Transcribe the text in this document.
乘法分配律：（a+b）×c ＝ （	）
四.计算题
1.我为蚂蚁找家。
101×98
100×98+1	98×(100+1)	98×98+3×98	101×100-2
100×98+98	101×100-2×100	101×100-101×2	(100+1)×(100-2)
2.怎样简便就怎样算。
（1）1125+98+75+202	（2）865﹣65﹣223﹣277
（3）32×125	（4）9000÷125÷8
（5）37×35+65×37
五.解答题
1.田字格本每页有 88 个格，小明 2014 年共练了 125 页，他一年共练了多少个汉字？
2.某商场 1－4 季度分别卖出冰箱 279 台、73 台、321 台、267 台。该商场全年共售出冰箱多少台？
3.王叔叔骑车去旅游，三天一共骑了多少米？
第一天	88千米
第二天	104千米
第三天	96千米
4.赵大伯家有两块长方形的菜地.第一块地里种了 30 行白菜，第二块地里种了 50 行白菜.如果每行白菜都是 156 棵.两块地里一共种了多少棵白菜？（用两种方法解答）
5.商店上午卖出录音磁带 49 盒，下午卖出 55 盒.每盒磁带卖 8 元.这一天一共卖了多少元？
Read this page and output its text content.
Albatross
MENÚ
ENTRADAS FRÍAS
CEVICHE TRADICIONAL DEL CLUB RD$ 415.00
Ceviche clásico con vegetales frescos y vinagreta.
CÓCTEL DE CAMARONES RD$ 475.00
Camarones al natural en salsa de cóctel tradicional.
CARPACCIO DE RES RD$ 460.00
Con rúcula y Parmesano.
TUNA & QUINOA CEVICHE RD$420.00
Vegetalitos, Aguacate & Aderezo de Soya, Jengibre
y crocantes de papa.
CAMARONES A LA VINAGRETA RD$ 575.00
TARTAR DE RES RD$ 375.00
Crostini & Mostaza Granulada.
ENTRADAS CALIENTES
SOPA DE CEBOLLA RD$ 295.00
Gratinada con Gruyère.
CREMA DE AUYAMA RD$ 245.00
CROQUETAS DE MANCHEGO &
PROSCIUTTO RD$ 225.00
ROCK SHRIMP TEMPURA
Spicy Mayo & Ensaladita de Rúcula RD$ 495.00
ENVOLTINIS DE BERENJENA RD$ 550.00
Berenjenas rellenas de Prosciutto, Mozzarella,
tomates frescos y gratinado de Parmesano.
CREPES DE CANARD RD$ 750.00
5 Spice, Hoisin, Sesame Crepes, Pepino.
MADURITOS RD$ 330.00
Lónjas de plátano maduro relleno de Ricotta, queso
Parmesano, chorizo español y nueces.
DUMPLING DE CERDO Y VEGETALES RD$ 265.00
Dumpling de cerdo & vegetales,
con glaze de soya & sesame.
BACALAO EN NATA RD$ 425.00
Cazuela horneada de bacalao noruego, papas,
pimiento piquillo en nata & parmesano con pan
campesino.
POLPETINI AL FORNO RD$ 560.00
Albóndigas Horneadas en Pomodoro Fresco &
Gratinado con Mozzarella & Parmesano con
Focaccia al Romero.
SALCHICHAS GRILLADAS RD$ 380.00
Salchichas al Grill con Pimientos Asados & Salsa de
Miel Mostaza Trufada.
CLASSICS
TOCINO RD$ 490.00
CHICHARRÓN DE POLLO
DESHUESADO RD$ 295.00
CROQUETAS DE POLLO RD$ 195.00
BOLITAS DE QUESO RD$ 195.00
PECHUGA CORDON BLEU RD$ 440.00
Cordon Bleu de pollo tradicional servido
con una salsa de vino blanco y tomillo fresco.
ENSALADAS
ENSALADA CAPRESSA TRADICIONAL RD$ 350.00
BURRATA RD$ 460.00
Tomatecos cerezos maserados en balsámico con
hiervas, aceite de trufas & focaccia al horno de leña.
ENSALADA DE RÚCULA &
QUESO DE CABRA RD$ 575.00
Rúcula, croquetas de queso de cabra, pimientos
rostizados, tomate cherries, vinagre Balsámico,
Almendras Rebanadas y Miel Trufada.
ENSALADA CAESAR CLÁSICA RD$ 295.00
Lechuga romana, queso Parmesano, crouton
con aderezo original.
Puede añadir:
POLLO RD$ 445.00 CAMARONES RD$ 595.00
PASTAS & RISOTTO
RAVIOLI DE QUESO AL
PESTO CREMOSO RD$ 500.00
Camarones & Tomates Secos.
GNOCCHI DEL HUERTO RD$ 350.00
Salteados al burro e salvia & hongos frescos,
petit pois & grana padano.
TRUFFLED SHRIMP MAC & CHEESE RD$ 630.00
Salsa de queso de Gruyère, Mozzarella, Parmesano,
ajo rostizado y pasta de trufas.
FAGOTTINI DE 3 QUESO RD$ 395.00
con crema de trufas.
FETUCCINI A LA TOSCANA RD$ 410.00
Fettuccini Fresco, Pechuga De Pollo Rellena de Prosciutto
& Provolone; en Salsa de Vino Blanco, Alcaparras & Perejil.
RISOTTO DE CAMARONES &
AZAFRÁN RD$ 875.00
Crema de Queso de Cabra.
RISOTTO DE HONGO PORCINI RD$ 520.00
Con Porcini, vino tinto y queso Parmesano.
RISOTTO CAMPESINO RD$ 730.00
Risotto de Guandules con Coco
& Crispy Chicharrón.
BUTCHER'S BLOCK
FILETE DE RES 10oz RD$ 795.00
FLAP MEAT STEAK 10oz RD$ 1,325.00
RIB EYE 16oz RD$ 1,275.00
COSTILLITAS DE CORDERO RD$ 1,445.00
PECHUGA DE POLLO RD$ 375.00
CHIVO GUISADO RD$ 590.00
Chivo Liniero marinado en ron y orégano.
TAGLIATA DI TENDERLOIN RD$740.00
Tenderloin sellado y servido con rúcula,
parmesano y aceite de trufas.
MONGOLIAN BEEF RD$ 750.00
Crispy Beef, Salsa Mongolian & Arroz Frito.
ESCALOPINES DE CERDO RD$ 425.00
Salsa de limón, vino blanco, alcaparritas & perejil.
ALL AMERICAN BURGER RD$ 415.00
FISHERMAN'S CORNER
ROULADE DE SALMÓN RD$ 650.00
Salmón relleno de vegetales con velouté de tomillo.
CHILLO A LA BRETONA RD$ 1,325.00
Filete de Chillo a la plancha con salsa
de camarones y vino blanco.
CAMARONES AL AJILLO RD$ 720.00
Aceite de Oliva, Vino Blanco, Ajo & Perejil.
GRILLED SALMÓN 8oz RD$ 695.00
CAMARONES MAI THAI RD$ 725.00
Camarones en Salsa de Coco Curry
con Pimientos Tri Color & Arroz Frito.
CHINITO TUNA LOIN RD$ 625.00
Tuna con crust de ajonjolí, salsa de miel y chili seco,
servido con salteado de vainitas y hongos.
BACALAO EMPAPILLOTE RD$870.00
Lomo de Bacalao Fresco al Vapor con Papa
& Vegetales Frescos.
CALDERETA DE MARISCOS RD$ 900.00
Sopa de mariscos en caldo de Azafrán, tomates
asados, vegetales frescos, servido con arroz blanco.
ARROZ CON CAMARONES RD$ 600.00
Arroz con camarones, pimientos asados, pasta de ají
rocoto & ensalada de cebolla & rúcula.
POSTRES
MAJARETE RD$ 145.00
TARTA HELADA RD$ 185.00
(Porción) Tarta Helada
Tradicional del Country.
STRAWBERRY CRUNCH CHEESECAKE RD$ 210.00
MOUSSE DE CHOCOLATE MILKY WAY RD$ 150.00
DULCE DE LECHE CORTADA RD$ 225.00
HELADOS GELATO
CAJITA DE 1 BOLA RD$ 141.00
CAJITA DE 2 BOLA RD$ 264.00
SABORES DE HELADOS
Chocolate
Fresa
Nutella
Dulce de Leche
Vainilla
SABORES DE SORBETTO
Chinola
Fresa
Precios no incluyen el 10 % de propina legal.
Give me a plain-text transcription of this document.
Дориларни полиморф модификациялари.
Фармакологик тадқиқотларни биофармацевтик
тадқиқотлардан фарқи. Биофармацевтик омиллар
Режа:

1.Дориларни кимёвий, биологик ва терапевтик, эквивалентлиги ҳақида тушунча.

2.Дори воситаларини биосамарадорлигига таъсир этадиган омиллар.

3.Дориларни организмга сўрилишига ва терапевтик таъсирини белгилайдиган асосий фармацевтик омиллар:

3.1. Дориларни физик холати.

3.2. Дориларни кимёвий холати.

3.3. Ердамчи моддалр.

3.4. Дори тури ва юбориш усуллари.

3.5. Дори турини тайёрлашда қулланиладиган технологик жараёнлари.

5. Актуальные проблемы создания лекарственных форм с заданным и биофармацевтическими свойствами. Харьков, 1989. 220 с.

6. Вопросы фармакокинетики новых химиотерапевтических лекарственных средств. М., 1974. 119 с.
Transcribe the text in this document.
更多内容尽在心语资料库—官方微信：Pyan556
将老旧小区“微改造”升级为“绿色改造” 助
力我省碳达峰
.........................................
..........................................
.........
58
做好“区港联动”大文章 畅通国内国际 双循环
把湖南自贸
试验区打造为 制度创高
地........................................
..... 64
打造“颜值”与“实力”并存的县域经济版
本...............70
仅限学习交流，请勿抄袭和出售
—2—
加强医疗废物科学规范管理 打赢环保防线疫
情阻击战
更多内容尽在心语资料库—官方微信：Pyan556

WHAT YOU NEED TO DO
Give back exactly the lines from the line holding "Give me a plain-text" through the last line of the listing, including both.

OUTPUT OF THE EXERCISE
Give me a plain-text transcription of this document.
Дориларни полиморф модификациялари.
Фармакологик тадқиқотларни биофармацевтик
тадқиқотлардан фарқи. Биофармацевтик омиллар
Режа:

1.Дориларни кимёвий, биологик ва терапевтик, эквивалентлиги ҳақида тушунча.

2.Дори воситаларини биосамарадорлигига таъсир этадиган омиллар.

3.Дориларни организмга сўрилишига ва терапевтик таъсирини белгилайдиган асосий фармацевтик омиллар:

3.1. Дориларни физик холати.

3.2. Дориларни кимёвий холати.

3.3. Ердамчи моддалр.

3.4. Дори тури ва юбориш усуллари.

3.5. Дори турини тайёрлашда қулланиладиган технологик жараёнлари.

5. Актуальные проблемы создания лекарственных форм с заданным и биофармацевтическими свойствами. Харьков, 1989. 220 с.

6. Вопросы фармакокинетики новых химиотерапевтических лекарственных средств. М., 1974. 119 с.
Transcribe the text in this document.
更多内容尽在心语资料库—官方微信：Pyan556
将老旧小区“微改造”升级为“绿色改造” 助
力我省碳达峰
.........................................
..........................................
.........
58
做好“区港联动”大文章 畅通国内国际 双循环
把湖南自贸
试验区打造为 制度创高
地........................................
..... 64
打造“颜值”与“实力”并存的县域经济版
本...............70
仅限学习交流，请勿抄袭和出售
—2—
加强医疗废物科学规范管理 打赢环保防线疫
情阻击战
更多内容尽在心语资料库—官方微信：Pyan556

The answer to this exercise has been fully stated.